= WHAT TO PRODUCE =
Produce a word-for-word copy of the listing below without its pictures.

= TASK INPUT =
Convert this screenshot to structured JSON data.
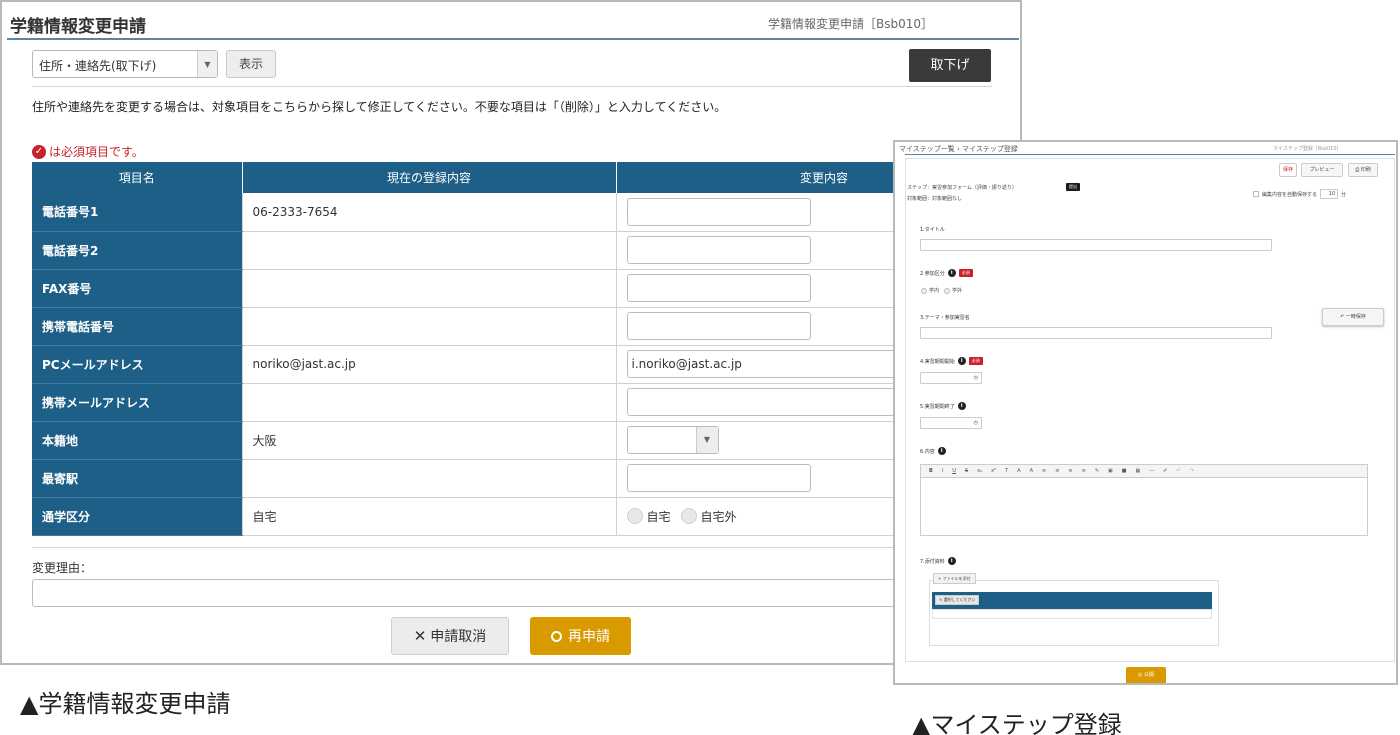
{
  "left": {
    "title": "学籍情報変更申請",
    "screen_id": "学籍情報変更申請［Bsb010］",
    "category_select": "住所・連絡先(取下げ)",
    "display_button": "表示",
    "withdraw_button": "取下げ",
    "instruction": "住所や連絡先を変更する場合は、対象項目をこちらから探して修正してください。不要な項目は「（削除）」と入力してください。",
    "required_note": "は必須項目です。",
    "table": {
      "headers": [
        "項目名",
        "現在の登録内容",
        "変更内容"
      ],
      "rows": [
        {
          "label": "電話番号1",
          "current": "06-2333-7654",
          "change": ""
        },
        {
          "label": "電話番号2",
          "current": "",
          "change": ""
        },
        {
          "label": "FAX番号",
          "current": "",
          "change": ""
        },
        {
          "label": "携帯電話番号",
          "current": "",
          "change": ""
        },
        {
          "label": "PCメールアドレス",
          "current": "noriko@jast.ac.jp",
          "change": "i.noriko@jast.ac.jp"
        },
        {
          "label": "携帯メールアドレス",
          "current": "",
          "change": ""
        },
        {
          "label": "本籍地",
          "current": "大阪",
          "change": ""
        },
        {
          "label": "最寄駅",
          "current": "",
          "change": ""
        },
        {
          "label": "通学区分",
          "current": "自宅",
          "options": [
            "自宅",
            "自宅外"
          ]
        }
      ]
    },
    "reason_label": "変更理由：",
    "cancel_button": "申請取消",
    "resubmit_button": "再申請",
    "caption": "▲学籍情報変更申請"
  },
  "right": {
    "title": "マイステップ一覧 › マイステップ登録",
    "screen_id": "マイステップ登録［Bsa010］",
    "buttons": {
      "save": "保存",
      "preview": "プレビュー",
      "print": "印刷"
    },
    "step_text": "ステップ：実習参加フォーム（評価・振り返り）",
    "step_badge": "提出",
    "target_text": "対象範囲：対象範囲なし",
    "autosave_text": "編集内容を自動保存する",
    "autosave_value": "10",
    "autosave_unit": "分",
    "field1": "1.タイトル",
    "field2": "2.参加区分",
    "required_badge": "必須",
    "radio_options": [
      "学内",
      "学外"
    ],
    "field3": "3.テーマ・参加実習名",
    "temp_save": "一時保存",
    "field4": "4.実習期間開始",
    "field5": "5.実習期間終了",
    "field6": "6.内容",
    "toolbar_items": [
      "B",
      "I",
      "U",
      "S",
      "x₂",
      "x²",
      "T",
      "A",
      "A",
      "≡",
      "≡",
      "≡",
      "≡",
      "✎",
      "▣",
      "■",
      "▦",
      "—",
      "✐",
      "↶",
      "↷"
    ],
    "field7": "7.添付資料",
    "file_button": "+ ファイルを添付",
    "file_chip": "× 選択してください",
    "publish_button": "公開",
    "caption": "▲マイステップ登録"
  }
}
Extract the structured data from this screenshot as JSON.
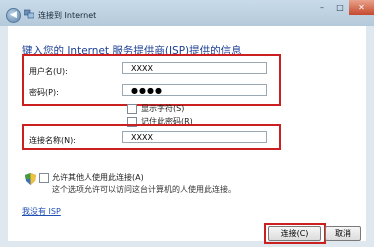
{
  "window": {
    "title": "连接到 Internet",
    "back_glyph": "◀",
    "min_glyph": "–",
    "max_glyph": "□",
    "close_glyph": "✕"
  },
  "heading": "键入您的 Internet 服务提供商(ISP)提供的信息",
  "form": {
    "username_label": "用户名(U):",
    "username_value": "XXXX",
    "password_label": "密码(P):",
    "password_value": "●●●●",
    "show_chars_label": "显示字符(S)",
    "remember_password_label": "记住此密码(R)",
    "connection_name_label": "连接名称(N):",
    "connection_name_value": "XXXX"
  },
  "allow_others": {
    "label": "允许其他人使用此连接(A)",
    "description": "这个选项允许可以访问这台计算机的人使用此连接。"
  },
  "no_isp_link": "我没有 ISP",
  "buttons": {
    "connect": "连接(C)",
    "cancel": "取消"
  },
  "colors": {
    "heading": "#1c3f94",
    "highlight": "#cc2020",
    "link": "#1f4fb5"
  }
}
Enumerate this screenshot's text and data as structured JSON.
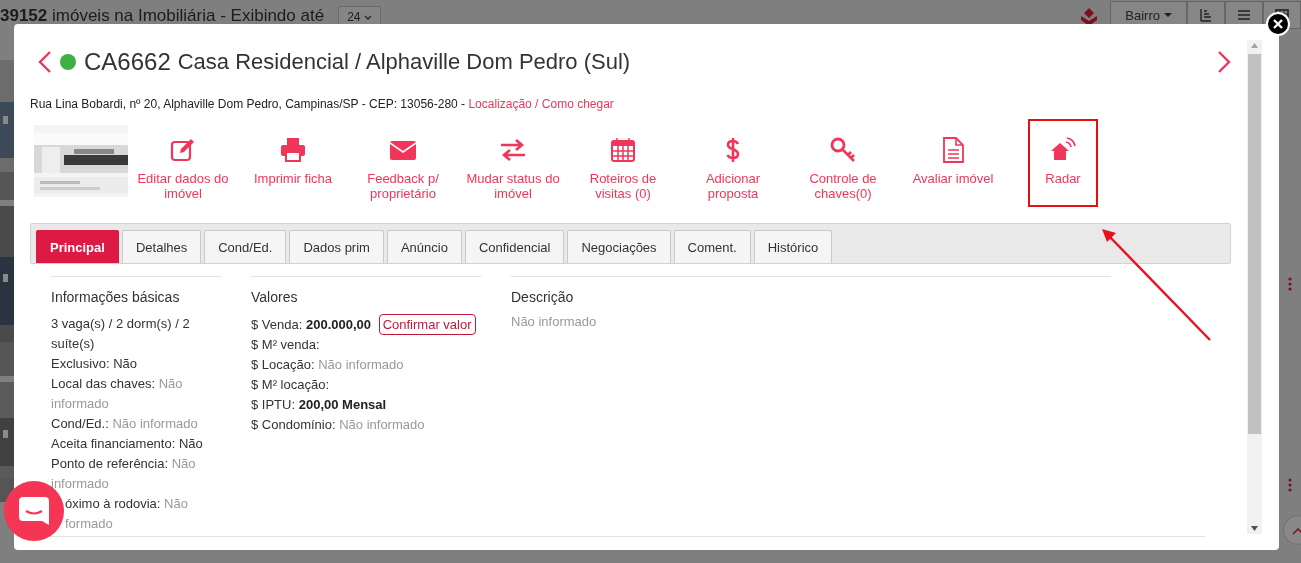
{
  "background": {
    "result_text": "**39152** imóveis na Imobiliária - Exibindo até",
    "page_size": "24",
    "sort_button": "Bairro"
  },
  "modal": {
    "code": "CA6662",
    "title": "Casa Residencial / Alphaville Dom Pedro (Sul)",
    "address": "Rua Lina Bobardi, nº 20, Alphaville Dom Pedro, Campinas/SP - CEP: 13056-280 -",
    "links": [
      "Localização",
      "Como chegar"
    ],
    "link_separator": "/",
    "actions": [
      {
        "kind": "edit",
        "label": "Editar dados do imóvel",
        "highlighted": false
      },
      {
        "kind": "print",
        "label": "Imprimir ficha",
        "highlighted": false
      },
      {
        "kind": "mail",
        "label": "Feedback p/ proprietário",
        "highlighted": false
      },
      {
        "kind": "swap",
        "label": "Mudar status do imóvel",
        "highlighted": false
      },
      {
        "kind": "calendar",
        "label": "Roteiros de visitas (0)",
        "highlighted": false
      },
      {
        "kind": "dollar",
        "label": "Adicionar proposta",
        "highlighted": false
      },
      {
        "kind": "key",
        "label": "Controle de chaves(0)",
        "highlighted": false
      },
      {
        "kind": "document",
        "label": "Avaliar imóvel",
        "highlighted": false
      },
      {
        "kind": "radar",
        "label": "Radar",
        "highlighted": true
      }
    ],
    "tabs": [
      {
        "label": "Principal",
        "selected": true
      },
      {
        "label": "Detalhes",
        "selected": false
      },
      {
        "label": "Cond/Ed.",
        "selected": false
      },
      {
        "label": "Dados prim",
        "selected": false
      },
      {
        "label": "Anúncio",
        "selected": false
      },
      {
        "label": "Confidencial",
        "selected": false
      },
      {
        "label": "Negociações",
        "selected": false
      },
      {
        "label": "Coment.",
        "selected": false
      },
      {
        "label": "Histórico",
        "selected": false
      }
    ],
    "basic_info": {
      "heading": "Informações básicas",
      "rows": [
        {
          "label": "3 vaga(s) / 2 dorm(s) / 2 suíte(s)"
        },
        {
          "label": "Exclusivo:",
          "value": "Não",
          "muted": false
        },
        {
          "label": "Local das chaves:",
          "value": "Não informado",
          "muted": true
        },
        {
          "label": "Cond/Ed.:",
          "value": "Não informado",
          "muted": true
        },
        {
          "label": "Aceita financiamento:",
          "value": "Não",
          "muted": false
        },
        {
          "label": "Ponto de referência:",
          "value": "Não informado",
          "muted": true
        },
        {
          "label": "óximo à rodovia:",
          "value": "Não formado",
          "muted": true,
          "partly_hidden": true
        }
      ]
    },
    "values": {
      "heading": "Valores",
      "rows": [
        {
          "label": "$ Venda:",
          "value": "200.000,00",
          "muted": false,
          "button": "Confirmar valor"
        },
        {
          "label": "$ M² venda:"
        },
        {
          "label": "$ Locação:",
          "value": "Não informado",
          "muted": true
        },
        {
          "label": "$ M² locação:"
        },
        {
          "label": "$ IPTU:",
          "value": "200,00 Mensal",
          "muted": false
        },
        {
          "label": "$ Condomínio:",
          "value": "Não informado",
          "muted": true
        }
      ]
    },
    "description": {
      "heading": "Descrição",
      "text": "Não informado"
    }
  }
}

= ANSWER TO THE PROBLEM =
Convert this screenshot to structured JSON data.
{
  "left": {
    "title": "学籍情報変更申請",
    "screen_id": "学籍情報変更申請［Bsb010］",
    "category_select": "住所・連絡先(取下げ)",
    "display_button": "表示",
    "withdraw_button": "取下げ",
    "instruction": "住所や連絡先を変更する場合は、対象項目をこちらから探して修正してください。不要な項目は「（削除）」と入力してください。",
    "required_note": "は必須項目です。",
    "table": {
      "headers": [
        "項目名",
        "現在の登録内容",
        "変更内容"
      ],
      "rows": [
        {
          "label": "電話番号1",
          "current": "06-2333-7654",
          "change": ""
        },
        {
          "label": "電話番号2",
          "current": "",
          "change": ""
        },
        {
          "label": "FAX番号",
          "current": "",
          "change": ""
        },
        {
          "label": "携帯電話番号",
          "current": "",
          "change": ""
        },
        {
          "label": "PCメールアドレス",
          "current": "noriko@jast.ac.jp",
          "change": "i.noriko@jast.ac.jp"
        },
        {
          "label": "携帯メールアドレス",
          "current": "",
          "change": ""
        },
        {
          "label": "本籍地",
          "current": "大阪",
          "change": ""
        },
        {
          "label": "最寄駅",
          "current": "",
          "change": ""
        },
        {
          "label": "通学区分",
          "current": "自宅",
          "options": [
            "自宅",
            "自宅外"
          ]
        }
      ]
    },
    "reason_label": "変更理由：",
    "cancel_button": "申請取消",
    "resubmit_button": "再申請",
    "caption": "▲学籍情報変更申請"
  },
  "right": {
    "title": "マイステップ一覧 › マイステップ登録",
    "screen_id": "マイステップ登録［Bsa010］",
    "buttons": {
      "save": "保存",
      "preview": "プレビュー",
      "print": "印刷"
    },
    "step_text": "ステップ：実習参加フォーム（評価・振り返り）",
    "step_badge": "提出",
    "target_text": "対象範囲：対象範囲なし",
    "autosave_text": "編集内容を自動保存する",
    "autosave_value": "10",
    "autosave_unit": "分",
    "field1": "1.タイトル",
    "field2": "2.参加区分",
    "required_badge": "必須",
    "radio_options": [
      "学内",
      "学外"
    ],
    "field3": "3.テーマ・参加実習名",
    "temp_save": "一時保存",
    "field4": "4.実習期間開始",
    "field5": "5.実習期間終了",
    "field6": "6.内容",
    "toolbar_items": [
      "B",
      "I",
      "U",
      "S",
      "x₂",
      "x²",
      "T",
      "A",
      "A",
      "≡",
      "≡",
      "≡",
      "≡",
      "✎",
      "▣",
      "■",
      "▦",
      "—",
      "✐",
      "↶",
      "↷"
    ],
    "field7": "7.添付資料",
    "file_button": "+ ファイルを添付",
    "file_chip": "× 選択してください",
    "publish_button": "公開",
    "caption": "▲マイステップ登録"
  }
}
Extract the structured data from this screenshot as JSON.
{
  "window": {
    "title": "连接到 Internet",
    "back_glyph": "◀",
    "min_glyph": "–",
    "max_glyph": "□",
    "close_glyph": "✕"
  },
  "heading": "键入您的 Internet 服务提供商(ISP)提供的信息",
  "form": {
    "username_label": "用户名(U):",
    "username_value": "XXXX",
    "password_label": "密码(P):",
    "password_value": "●●●●",
    "show_chars_label": "显示字符(S)",
    "remember_password_label": "记住此密码(R)",
    "connection_name_label": "连接名称(N):",
    "connection_name_value": "XXXX"
  },
  "allow_others": {
    "label": "允许其他人使用此连接(A)",
    "description": "这个选项允许可以访问这台计算机的人使用此连接。"
  },
  "no_isp_link": "我没有 ISP",
  "buttons": {
    "connect": "连接(C)",
    "cancel": "取消"
  },
  "colors": {
    "heading": "#1c3f94",
    "highlight": "#cc2020",
    "link": "#1f4fb5"
  }
}
Enumerate this screenshot's text and data as structured JSON.
{
  "background": {
    "result_text": "**39152** imóveis na Imobiliária - Exibindo até",
    "page_size": "24",
    "sort_button": "Bairro"
  },
  "modal": {
    "code": "CA6662",
    "title": "Casa Residencial / Alphaville Dom Pedro (Sul)",
    "address": "Rua Lina Bobardi, nº 20, Alphaville Dom Pedro, Campinas/SP - CEP: 13056-280 -",
    "links": [
      "Localização",
      "Como chegar"
    ],
    "link_separator": "/",
    "actions": [
      {
        "kind": "edit",
        "label": "Editar dados do imóvel",
        "highlighted": false
      },
      {
        "kind": "print",
        "label": "Imprimir ficha",
        "highlighted": false
      },
      {
        "kind": "mail",
        "label": "Feedback p/ proprietário",
        "highlighted": false
      },
      {
        "kind": "swap",
        "label": "Mudar status do imóvel",
        "highlighted": false
      },
      {
        "kind": "calendar",
        "label": "Roteiros de visitas (0)",
        "highlighted": false
      },
      {
        "kind": "dollar",
        "label": "Adicionar proposta",
        "highlighted": false
      },
      {
        "kind": "key",
        "label": "Controle de chaves(0)",
        "highlighted": false
      },
      {
        "kind": "document",
        "label": "Avaliar imóvel",
        "highlighted": false
      },
      {
        "kind": "radar",
        "label": "Radar",
        "highlighted": true
      }
    ],
    "tabs": [
      {
        "label": "Principal",
        "selected": true
      },
      {
        "label": "Detalhes",
        "selected": false
      },
      {
        "label": "Cond/Ed.",
        "selected": false
      },
      {
        "label": "Dados prim",
        "selected": false
      },
      {
        "label": "Anúncio",
        "selected": false
      },
      {
        "label": "Confidencial",
        "selected": false
      },
      {
        "label": "Negociações",
        "selected": false
      },
      {
        "label": "Coment.",
        "selected": false
      },
      {
        "label": "Histórico",
        "selected": false
      }
    ],
    "basic_info": {
      "heading": "Informações básicas",
      "rows": [
        {
          "label": "3 vaga(s) / 2 dorm(s) / 2 suíte(s)"
        },
        {
          "label": "Exclusivo:",
          "value": "Não",
          "muted": false
        },
        {
          "label": "Local das chaves:",
          "value": "Não informado",
          "muted": true
        },
        {
          "label": "Cond/Ed.:",
          "value": "Não informado",
          "muted": true
        },
        {
          "label": "Aceita financiamento:",
          "value": "Não",
          "muted": false
        },
        {
          "label": "Ponto de referência:",
          "value": "Não informado",
          "muted": true
        },
        {
          "label": "óximo à rodovia:",
          "value": "Não formado",
          "muted": true,
          "partly_hidden": true
        }
      ]
    },
    "values": {
      "heading": "Valores",
      "rows": [
        {
          "label": "$ Venda:",
          "value": "200.000,00",
          "muted": false,
          "button": "Confirmar valor"
        },
        {
          "label": "$ M² venda:"
        },
        {
          "label": "$ Locação:",
          "value": "Não informado",
          "muted": true
        },
        {
          "label": "$ M² locação:"
        },
        {
          "label": "$ IPTU:",
          "value": "200,00 Mensal",
          "muted": false
        },
        {
          "label": "$ Condomínio:",
          "value": "Não informado",
          "muted": true
        }
      ]
    },
    "description": {
      "heading": "Descrição",
      "text": "Não informado"
    }
  }
}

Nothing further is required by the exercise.